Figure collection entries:
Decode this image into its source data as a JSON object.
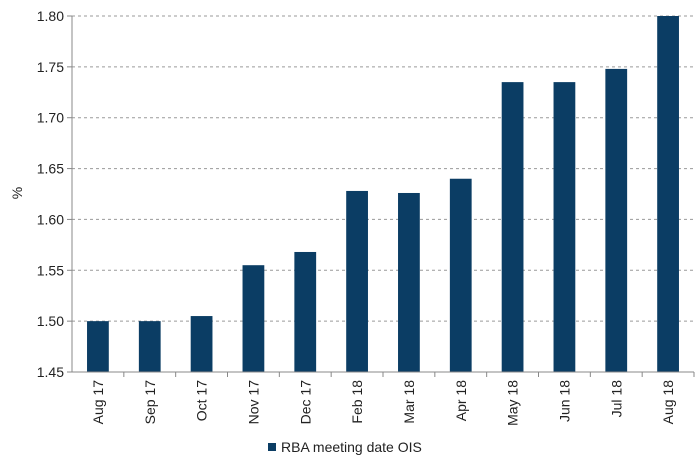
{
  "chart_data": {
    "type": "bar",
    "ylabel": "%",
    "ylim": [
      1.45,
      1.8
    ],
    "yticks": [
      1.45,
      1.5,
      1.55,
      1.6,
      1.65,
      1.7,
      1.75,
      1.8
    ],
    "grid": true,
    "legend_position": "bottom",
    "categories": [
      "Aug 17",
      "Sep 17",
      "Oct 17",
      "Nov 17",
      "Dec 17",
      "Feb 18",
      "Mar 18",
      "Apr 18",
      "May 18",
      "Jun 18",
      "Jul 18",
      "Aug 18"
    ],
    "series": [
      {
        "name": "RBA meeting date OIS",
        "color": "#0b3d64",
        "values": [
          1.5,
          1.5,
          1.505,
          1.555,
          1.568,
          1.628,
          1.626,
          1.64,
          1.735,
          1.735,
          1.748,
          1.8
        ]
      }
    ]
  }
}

SET EXERCISE - Copy out each line word for word, please, skipping the images.

EXERCISE OUTPUT -
Decode this image into its source data as a JSON object.
{
  "chart_data": {
    "type": "bar",
    "ylabel": "%",
    "ylim": [
      1.45,
      1.8
    ],
    "yticks": [
      1.45,
      1.5,
      1.55,
      1.6,
      1.65,
      1.7,
      1.75,
      1.8
    ],
    "grid": true,
    "legend_position": "bottom",
    "categories": [
      "Aug 17",
      "Sep 17",
      "Oct 17",
      "Nov 17",
      "Dec 17",
      "Feb 18",
      "Mar 18",
      "Apr 18",
      "May 18",
      "Jun 18",
      "Jul 18",
      "Aug 18"
    ],
    "series": [
      {
        "name": "RBA meeting date OIS",
        "color": "#0b3d64",
        "values": [
          1.5,
          1.5,
          1.505,
          1.555,
          1.568,
          1.628,
          1.626,
          1.64,
          1.735,
          1.735,
          1.748,
          1.8
        ]
      }
    ]
  }
}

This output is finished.